DIRECTIONS: Copy each line of the listing below exactly.

PROVIDED RECORDS:
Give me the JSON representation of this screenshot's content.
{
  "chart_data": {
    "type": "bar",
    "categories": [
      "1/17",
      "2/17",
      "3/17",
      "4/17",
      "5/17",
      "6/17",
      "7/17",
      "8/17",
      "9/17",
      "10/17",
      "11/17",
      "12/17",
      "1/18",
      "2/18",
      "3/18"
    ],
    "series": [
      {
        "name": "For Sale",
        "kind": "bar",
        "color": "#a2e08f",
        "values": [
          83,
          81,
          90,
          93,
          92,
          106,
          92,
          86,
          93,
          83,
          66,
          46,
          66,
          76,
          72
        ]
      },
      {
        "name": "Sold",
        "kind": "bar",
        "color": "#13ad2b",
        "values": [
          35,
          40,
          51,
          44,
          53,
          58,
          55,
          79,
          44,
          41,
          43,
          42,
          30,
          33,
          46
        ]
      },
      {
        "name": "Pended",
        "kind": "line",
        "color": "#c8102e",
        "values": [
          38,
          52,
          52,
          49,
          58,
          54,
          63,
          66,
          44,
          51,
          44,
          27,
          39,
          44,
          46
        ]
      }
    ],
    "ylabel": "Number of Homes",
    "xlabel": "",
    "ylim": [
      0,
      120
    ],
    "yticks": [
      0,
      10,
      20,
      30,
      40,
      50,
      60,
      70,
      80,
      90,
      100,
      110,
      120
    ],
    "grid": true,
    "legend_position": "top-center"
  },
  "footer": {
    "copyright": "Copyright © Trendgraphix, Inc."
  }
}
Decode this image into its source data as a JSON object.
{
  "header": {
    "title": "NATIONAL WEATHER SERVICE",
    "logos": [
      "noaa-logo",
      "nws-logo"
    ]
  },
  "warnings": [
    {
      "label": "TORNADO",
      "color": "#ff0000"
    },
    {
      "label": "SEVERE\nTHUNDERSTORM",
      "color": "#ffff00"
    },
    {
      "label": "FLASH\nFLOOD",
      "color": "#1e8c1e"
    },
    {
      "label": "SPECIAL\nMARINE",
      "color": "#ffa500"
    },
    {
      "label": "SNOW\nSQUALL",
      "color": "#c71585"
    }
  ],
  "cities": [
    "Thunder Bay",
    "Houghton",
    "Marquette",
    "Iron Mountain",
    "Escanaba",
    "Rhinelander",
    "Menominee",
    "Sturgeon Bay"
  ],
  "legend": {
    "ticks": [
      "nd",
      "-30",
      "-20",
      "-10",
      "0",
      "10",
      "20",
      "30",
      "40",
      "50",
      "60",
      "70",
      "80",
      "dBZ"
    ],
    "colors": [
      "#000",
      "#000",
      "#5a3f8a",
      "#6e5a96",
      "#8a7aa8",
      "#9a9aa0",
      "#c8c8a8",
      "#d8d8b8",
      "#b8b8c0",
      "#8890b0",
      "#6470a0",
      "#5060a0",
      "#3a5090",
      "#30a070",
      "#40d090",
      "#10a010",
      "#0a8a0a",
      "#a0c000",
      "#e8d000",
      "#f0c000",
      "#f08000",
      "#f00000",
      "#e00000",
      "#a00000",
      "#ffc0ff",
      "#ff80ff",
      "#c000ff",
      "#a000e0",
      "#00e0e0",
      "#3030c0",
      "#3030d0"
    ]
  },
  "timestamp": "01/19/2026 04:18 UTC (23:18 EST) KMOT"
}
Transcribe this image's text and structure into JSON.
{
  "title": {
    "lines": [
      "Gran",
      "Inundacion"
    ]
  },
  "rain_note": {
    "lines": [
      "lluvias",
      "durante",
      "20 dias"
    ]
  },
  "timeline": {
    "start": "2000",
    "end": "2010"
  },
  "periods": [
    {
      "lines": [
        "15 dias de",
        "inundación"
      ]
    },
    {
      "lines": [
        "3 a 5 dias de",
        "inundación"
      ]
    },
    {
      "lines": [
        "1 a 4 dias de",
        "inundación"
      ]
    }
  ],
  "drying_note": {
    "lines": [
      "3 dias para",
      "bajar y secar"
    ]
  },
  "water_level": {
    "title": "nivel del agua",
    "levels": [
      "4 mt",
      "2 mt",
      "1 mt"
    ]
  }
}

WRITTEN SOLUTION:
Give me the JSON representation of this screenshot's content.
{
  "chart_data": {
    "type": "bar",
    "categories": [
      "1/17",
      "2/17",
      "3/17",
      "4/17",
      "5/17",
      "6/17",
      "7/17",
      "8/17",
      "9/17",
      "10/17",
      "11/17",
      "12/17",
      "1/18",
      "2/18",
      "3/18"
    ],
    "series": [
      {
        "name": "For Sale",
        "kind": "bar",
        "color": "#a2e08f",
        "values": [
          83,
          81,
          90,
          93,
          92,
          106,
          92,
          86,
          93,
          83,
          66,
          46,
          66,
          76,
          72
        ]
      },
      {
        "name": "Sold",
        "kind": "bar",
        "color": "#13ad2b",
        "values": [
          35,
          40,
          51,
          44,
          53,
          58,
          55,
          79,
          44,
          41,
          43,
          42,
          30,
          33,
          46
        ]
      },
      {
        "name": "Pended",
        "kind": "line",
        "color": "#c8102e",
        "values": [
          38,
          52,
          52,
          49,
          58,
          54,
          63,
          66,
          44,
          51,
          44,
          27,
          39,
          44,
          46
        ]
      }
    ],
    "ylabel": "Number of Homes",
    "xlabel": "",
    "ylim": [
      0,
      120
    ],
    "yticks": [
      0,
      10,
      20,
      30,
      40,
      50,
      60,
      70,
      80,
      90,
      100,
      110,
      120
    ],
    "grid": true,
    "legend_position": "top-center"
  },
  "footer": {
    "copyright": "Copyright © Trendgraphix, Inc."
  }
}
Decode this image into its source data as a JSON object.
{
  "header": {
    "title": "NATIONAL WEATHER SERVICE",
    "logos": [
      "noaa-logo",
      "nws-logo"
    ]
  },
  "warnings": [
    {
      "label": "TORNADO",
      "color": "#ff0000"
    },
    {
      "label": "SEVERE\nTHUNDERSTORM",
      "color": "#ffff00"
    },
    {
      "label": "FLASH\nFLOOD",
      "color": "#1e8c1e"
    },
    {
      "label": "SPECIAL\nMARINE",
      "color": "#ffa500"
    },
    {
      "label": "SNOW\nSQUALL",
      "color": "#c71585"
    }
  ],
  "cities": [
    "Thunder Bay",
    "Houghton",
    "Marquette",
    "Iron Mountain",
    "Escanaba",
    "Rhinelander",
    "Menominee",
    "Sturgeon Bay"
  ],
  "legend": {
    "ticks": [
      "nd",
      "-30",
      "-20",
      "-10",
      "0",
      "10",
      "20",
      "30",
      "40",
      "50",
      "60",
      "70",
      "80",
      "dBZ"
    ],
    "colors": [
      "#000",
      "#000",
      "#5a3f8a",
      "#6e5a96",
      "#8a7aa8",
      "#9a9aa0",
      "#c8c8a8",
      "#d8d8b8",
      "#b8b8c0",
      "#8890b0",
      "#6470a0",
      "#5060a0",
      "#3a5090",
      "#30a070",
      "#40d090",
      "#10a010",
      "#0a8a0a",
      "#a0c000",
      "#e8d000",
      "#f0c000",
      "#f08000",
      "#f00000",
      "#e00000",
      "#a00000",
      "#ffc0ff",
      "#ff80ff",
      "#c000ff",
      "#a000e0",
      "#00e0e0",
      "#3030c0",
      "#3030d0"
    ]
  },
  "timestamp": "01/19/2026 04:18 UTC (23:18 EST) KMOT"
}
Transcribe this image's text and structure into JSON.
{
  "title": {
    "lines": [
      "Gran",
      "Inundacion"
    ]
  },
  "rain_note": {
    "lines": [
      "lluvias",
      "durante",
      "20 dias"
    ]
  },
  "timeline": {
    "start": "2000",
    "end": "2010"
  },
  "periods": [
    {
      "lines": [
        "15 dias de",
        "inundación"
      ]
    },
    {
      "lines": [
        "3 a 5 dias de",
        "inundación"
      ]
    },
    {
      "lines": [
        "1 a 4 dias de",
        "inundación"
      ]
    }
  ],
  "drying_note": {
    "lines": [
      "3 dias para",
      "bajar y secar"
    ]
  },
  "water_level": {
    "title": "nivel del agua",
    "levels": [
      "4 mt",
      "2 mt",
      "1 mt"
    ]
  }
}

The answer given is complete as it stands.